> [Material to process]:

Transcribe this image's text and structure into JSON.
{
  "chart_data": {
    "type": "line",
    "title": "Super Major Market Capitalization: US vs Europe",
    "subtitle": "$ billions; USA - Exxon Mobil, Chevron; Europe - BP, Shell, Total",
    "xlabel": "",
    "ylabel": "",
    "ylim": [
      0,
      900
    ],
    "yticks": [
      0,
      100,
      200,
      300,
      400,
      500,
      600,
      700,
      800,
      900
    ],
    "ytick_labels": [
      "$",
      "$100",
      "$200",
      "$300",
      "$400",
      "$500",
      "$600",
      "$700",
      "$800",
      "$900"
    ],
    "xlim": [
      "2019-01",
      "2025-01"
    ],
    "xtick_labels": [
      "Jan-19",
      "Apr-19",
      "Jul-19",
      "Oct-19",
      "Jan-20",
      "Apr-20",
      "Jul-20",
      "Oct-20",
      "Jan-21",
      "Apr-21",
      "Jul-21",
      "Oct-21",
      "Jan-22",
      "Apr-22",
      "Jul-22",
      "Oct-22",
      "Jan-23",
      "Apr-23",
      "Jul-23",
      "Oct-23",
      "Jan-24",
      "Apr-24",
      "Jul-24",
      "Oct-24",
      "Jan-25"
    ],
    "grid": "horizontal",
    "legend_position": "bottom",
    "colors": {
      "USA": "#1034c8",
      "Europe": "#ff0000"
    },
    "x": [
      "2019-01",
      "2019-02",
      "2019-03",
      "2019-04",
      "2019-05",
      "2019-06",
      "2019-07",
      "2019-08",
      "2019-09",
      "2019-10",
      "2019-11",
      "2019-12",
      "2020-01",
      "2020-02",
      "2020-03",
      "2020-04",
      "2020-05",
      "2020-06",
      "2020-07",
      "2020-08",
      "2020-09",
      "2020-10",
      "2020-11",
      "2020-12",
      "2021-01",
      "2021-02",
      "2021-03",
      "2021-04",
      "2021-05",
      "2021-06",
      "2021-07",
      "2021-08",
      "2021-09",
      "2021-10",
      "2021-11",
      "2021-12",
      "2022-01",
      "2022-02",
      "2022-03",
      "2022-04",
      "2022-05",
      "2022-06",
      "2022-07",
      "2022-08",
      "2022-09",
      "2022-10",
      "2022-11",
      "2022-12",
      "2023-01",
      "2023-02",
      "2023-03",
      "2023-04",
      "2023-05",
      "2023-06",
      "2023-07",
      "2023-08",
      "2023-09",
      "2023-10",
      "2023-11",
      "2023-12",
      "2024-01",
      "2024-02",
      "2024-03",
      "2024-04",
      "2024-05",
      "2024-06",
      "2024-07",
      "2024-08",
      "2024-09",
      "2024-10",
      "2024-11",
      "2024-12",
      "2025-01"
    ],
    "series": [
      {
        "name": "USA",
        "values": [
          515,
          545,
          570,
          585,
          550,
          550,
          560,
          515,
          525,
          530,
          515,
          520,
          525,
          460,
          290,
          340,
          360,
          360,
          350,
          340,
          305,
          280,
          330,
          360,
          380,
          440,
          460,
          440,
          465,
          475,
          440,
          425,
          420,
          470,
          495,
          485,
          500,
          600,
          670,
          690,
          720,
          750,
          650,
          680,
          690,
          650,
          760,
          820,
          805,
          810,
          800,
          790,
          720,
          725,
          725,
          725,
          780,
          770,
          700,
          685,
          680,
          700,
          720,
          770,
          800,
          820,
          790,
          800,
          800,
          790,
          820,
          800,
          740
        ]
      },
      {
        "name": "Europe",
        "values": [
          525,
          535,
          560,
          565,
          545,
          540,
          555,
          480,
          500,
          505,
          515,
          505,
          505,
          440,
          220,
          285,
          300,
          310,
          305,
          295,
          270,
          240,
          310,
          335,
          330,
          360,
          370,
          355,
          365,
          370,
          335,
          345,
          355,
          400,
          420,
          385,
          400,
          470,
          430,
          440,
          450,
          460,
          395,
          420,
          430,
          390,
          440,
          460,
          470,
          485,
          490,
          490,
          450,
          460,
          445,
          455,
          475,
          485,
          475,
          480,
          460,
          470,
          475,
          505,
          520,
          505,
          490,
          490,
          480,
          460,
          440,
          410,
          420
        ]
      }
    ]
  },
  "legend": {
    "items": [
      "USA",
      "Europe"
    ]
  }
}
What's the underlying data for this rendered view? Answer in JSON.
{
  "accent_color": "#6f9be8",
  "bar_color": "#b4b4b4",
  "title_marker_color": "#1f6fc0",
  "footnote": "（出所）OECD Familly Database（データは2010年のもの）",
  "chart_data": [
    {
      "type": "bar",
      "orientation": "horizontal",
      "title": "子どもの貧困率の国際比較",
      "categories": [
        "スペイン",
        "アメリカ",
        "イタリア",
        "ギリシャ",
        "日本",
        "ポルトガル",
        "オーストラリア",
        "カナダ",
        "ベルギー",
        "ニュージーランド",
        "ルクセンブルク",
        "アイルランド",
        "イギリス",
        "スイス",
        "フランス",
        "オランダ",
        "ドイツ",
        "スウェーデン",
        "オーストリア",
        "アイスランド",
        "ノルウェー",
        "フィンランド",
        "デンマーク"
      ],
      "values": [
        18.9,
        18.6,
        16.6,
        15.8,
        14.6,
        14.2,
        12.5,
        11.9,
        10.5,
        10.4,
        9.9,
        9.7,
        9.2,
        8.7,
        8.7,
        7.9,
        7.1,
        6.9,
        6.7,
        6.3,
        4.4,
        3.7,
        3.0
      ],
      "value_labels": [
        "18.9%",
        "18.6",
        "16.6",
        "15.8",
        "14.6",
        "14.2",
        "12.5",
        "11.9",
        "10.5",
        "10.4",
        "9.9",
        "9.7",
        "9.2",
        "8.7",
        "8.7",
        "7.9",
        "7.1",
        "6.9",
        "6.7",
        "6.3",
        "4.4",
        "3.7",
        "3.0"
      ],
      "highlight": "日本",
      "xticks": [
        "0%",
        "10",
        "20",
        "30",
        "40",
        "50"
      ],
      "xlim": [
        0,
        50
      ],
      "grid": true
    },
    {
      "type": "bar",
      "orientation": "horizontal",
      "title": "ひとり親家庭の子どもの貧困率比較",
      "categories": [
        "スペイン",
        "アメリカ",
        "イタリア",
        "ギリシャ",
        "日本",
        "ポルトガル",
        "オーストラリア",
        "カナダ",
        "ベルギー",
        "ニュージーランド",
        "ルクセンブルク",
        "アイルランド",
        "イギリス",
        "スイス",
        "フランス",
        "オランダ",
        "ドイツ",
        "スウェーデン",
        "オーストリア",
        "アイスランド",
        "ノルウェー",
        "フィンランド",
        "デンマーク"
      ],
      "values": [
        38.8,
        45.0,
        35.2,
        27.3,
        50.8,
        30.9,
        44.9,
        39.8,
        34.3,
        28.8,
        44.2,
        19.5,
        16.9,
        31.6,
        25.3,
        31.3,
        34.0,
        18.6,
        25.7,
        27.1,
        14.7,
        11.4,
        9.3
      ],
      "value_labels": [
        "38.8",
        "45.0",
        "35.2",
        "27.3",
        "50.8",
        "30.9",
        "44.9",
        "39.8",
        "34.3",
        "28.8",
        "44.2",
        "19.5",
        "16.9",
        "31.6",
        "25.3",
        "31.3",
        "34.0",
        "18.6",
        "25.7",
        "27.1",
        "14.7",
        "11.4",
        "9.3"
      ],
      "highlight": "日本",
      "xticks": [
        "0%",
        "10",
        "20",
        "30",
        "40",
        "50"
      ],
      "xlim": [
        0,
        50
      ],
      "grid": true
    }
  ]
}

> [Prompt]:
Extract the listing in its entirety, matching it exactly.

> [Solution]:
Transcribe this image's text and structure into JSON.
{
  "chart_data": {
    "type": "line",
    "title": "Super Major Market Capitalization: US vs Europe",
    "subtitle": "$ billions; USA - Exxon Mobil, Chevron; Europe - BP, Shell, Total",
    "xlabel": "",
    "ylabel": "",
    "ylim": [
      0,
      900
    ],
    "yticks": [
      0,
      100,
      200,
      300,
      400,
      500,
      600,
      700,
      800,
      900
    ],
    "ytick_labels": [
      "$",
      "$100",
      "$200",
      "$300",
      "$400",
      "$500",
      "$600",
      "$700",
      "$800",
      "$900"
    ],
    "xlim": [
      "2019-01",
      "2025-01"
    ],
    "xtick_labels": [
      "Jan-19",
      "Apr-19",
      "Jul-19",
      "Oct-19",
      "Jan-20",
      "Apr-20",
      "Jul-20",
      "Oct-20",
      "Jan-21",
      "Apr-21",
      "Jul-21",
      "Oct-21",
      "Jan-22",
      "Apr-22",
      "Jul-22",
      "Oct-22",
      "Jan-23",
      "Apr-23",
      "Jul-23",
      "Oct-23",
      "Jan-24",
      "Apr-24",
      "Jul-24",
      "Oct-24",
      "Jan-25"
    ],
    "grid": "horizontal",
    "legend_position": "bottom",
    "colors": {
      "USA": "#1034c8",
      "Europe": "#ff0000"
    },
    "x": [
      "2019-01",
      "2019-02",
      "2019-03",
      "2019-04",
      "2019-05",
      "2019-06",
      "2019-07",
      "2019-08",
      "2019-09",
      "2019-10",
      "2019-11",
      "2019-12",
      "2020-01",
      "2020-02",
      "2020-03",
      "2020-04",
      "2020-05",
      "2020-06",
      "2020-07",
      "2020-08",
      "2020-09",
      "2020-10",
      "2020-11",
      "2020-12",
      "2021-01",
      "2021-02",
      "2021-03",
      "2021-04",
      "2021-05",
      "2021-06",
      "2021-07",
      "2021-08",
      "2021-09",
      "2021-10",
      "2021-11",
      "2021-12",
      "2022-01",
      "2022-02",
      "2022-03",
      "2022-04",
      "2022-05",
      "2022-06",
      "2022-07",
      "2022-08",
      "2022-09",
      "2022-10",
      "2022-11",
      "2022-12",
      "2023-01",
      "2023-02",
      "2023-03",
      "2023-04",
      "2023-05",
      "2023-06",
      "2023-07",
      "2023-08",
      "2023-09",
      "2023-10",
      "2023-11",
      "2023-12",
      "2024-01",
      "2024-02",
      "2024-03",
      "2024-04",
      "2024-05",
      "2024-06",
      "2024-07",
      "2024-08",
      "2024-09",
      "2024-10",
      "2024-11",
      "2024-12",
      "2025-01"
    ],
    "series": [
      {
        "name": "USA",
        "values": [
          515,
          545,
          570,
          585,
          550,
          550,
          560,
          515,
          525,
          530,
          515,
          520,
          525,
          460,
          290,
          340,
          360,
          360,
          350,
          340,
          305,
          280,
          330,
          360,
          380,
          440,
          460,
          440,
          465,
          475,
          440,
          425,
          420,
          470,
          495,
          485,
          500,
          600,
          670,
          690,
          720,
          750,
          650,
          680,
          690,
          650,
          760,
          820,
          805,
          810,
          800,
          790,
          720,
          725,
          725,
          725,
          780,
          770,
          700,
          685,
          680,
          700,
          720,
          770,
          800,
          820,
          790,
          800,
          800,
          790,
          820,
          800,
          740
        ]
      },
      {
        "name": "Europe",
        "values": [
          525,
          535,
          560,
          565,
          545,
          540,
          555,
          480,
          500,
          505,
          515,
          505,
          505,
          440,
          220,
          285,
          300,
          310,
          305,
          295,
          270,
          240,
          310,
          335,
          330,
          360,
          370,
          355,
          365,
          370,
          335,
          345,
          355,
          400,
          420,
          385,
          400,
          470,
          430,
          440,
          450,
          460,
          395,
          420,
          430,
          390,
          440,
          460,
          470,
          485,
          490,
          490,
          450,
          460,
          445,
          455,
          475,
          485,
          475,
          480,
          460,
          470,
          475,
          505,
          520,
          505,
          490,
          490,
          480,
          460,
          440,
          410,
          420
        ]
      }
    ]
  },
  "legend": {
    "items": [
      "USA",
      "Europe"
    ]
  }
}
What's the underlying data for this rendered view? Answer in JSON.
{
  "accent_color": "#6f9be8",
  "bar_color": "#b4b4b4",
  "title_marker_color": "#1f6fc0",
  "footnote": "（出所）OECD Familly Database（データは2010年のもの）",
  "chart_data": [
    {
      "type": "bar",
      "orientation": "horizontal",
      "title": "子どもの貧困率の国際比較",
      "categories": [
        "スペイン",
        "アメリカ",
        "イタリア",
        "ギリシャ",
        "日本",
        "ポルトガル",
        "オーストラリア",
        "カナダ",
        "ベルギー",
        "ニュージーランド",
        "ルクセンブルク",
        "アイルランド",
        "イギリス",
        "スイス",
        "フランス",
        "オランダ",
        "ドイツ",
        "スウェーデン",
        "オーストリア",
        "アイスランド",
        "ノルウェー",
        "フィンランド",
        "デンマーク"
      ],
      "values": [
        18.9,
        18.6,
        16.6,
        15.8,
        14.6,
        14.2,
        12.5,
        11.9,
        10.5,
        10.4,
        9.9,
        9.7,
        9.2,
        8.7,
        8.7,
        7.9,
        7.1,
        6.9,
        6.7,
        6.3,
        4.4,
        3.7,
        3.0
      ],
      "value_labels": [
        "18.9%",
        "18.6",
        "16.6",
        "15.8",
        "14.6",
        "14.2",
        "12.5",
        "11.9",
        "10.5",
        "10.4",
        "9.9",
        "9.7",
        "9.2",
        "8.7",
        "8.7",
        "7.9",
        "7.1",
        "6.9",
        "6.7",
        "6.3",
        "4.4",
        "3.7",
        "3.0"
      ],
      "highlight": "日本",
      "xticks": [
        "0%",
        "10",
        "20",
        "30",
        "40",
        "50"
      ],
      "xlim": [
        0,
        50
      ],
      "grid": true
    },
    {
      "type": "bar",
      "orientation": "horizontal",
      "title": "ひとり親家庭の子どもの貧困率比較",
      "categories": [
        "スペイン",
        "アメリカ",
        "イタリア",
        "ギリシャ",
        "日本",
        "ポルトガル",
        "オーストラリア",
        "カナダ",
        "ベルギー",
        "ニュージーランド",
        "ルクセンブルク",
        "アイルランド",
        "イギリス",
        "スイス",
        "フランス",
        "オランダ",
        "ドイツ",
        "スウェーデン",
        "オーストリア",
        "アイスランド",
        "ノルウェー",
        "フィンランド",
        "デンマーク"
      ],
      "values": [
        38.8,
        45.0,
        35.2,
        27.3,
        50.8,
        30.9,
        44.9,
        39.8,
        34.3,
        28.8,
        44.2,
        19.5,
        16.9,
        31.6,
        25.3,
        31.3,
        34.0,
        18.6,
        25.7,
        27.1,
        14.7,
        11.4,
        9.3
      ],
      "value_labels": [
        "38.8",
        "45.0",
        "35.2",
        "27.3",
        "50.8",
        "30.9",
        "44.9",
        "39.8",
        "34.3",
        "28.8",
        "44.2",
        "19.5",
        "16.9",
        "31.6",
        "25.3",
        "31.3",
        "34.0",
        "18.6",
        "25.7",
        "27.1",
        "14.7",
        "11.4",
        "9.3"
      ],
      "highlight": "日本",
      "xticks": [
        "0%",
        "10",
        "20",
        "30",
        "40",
        "50"
      ],
      "xlim": [
        0,
        50
      ],
      "grid": true
    }
  ]
}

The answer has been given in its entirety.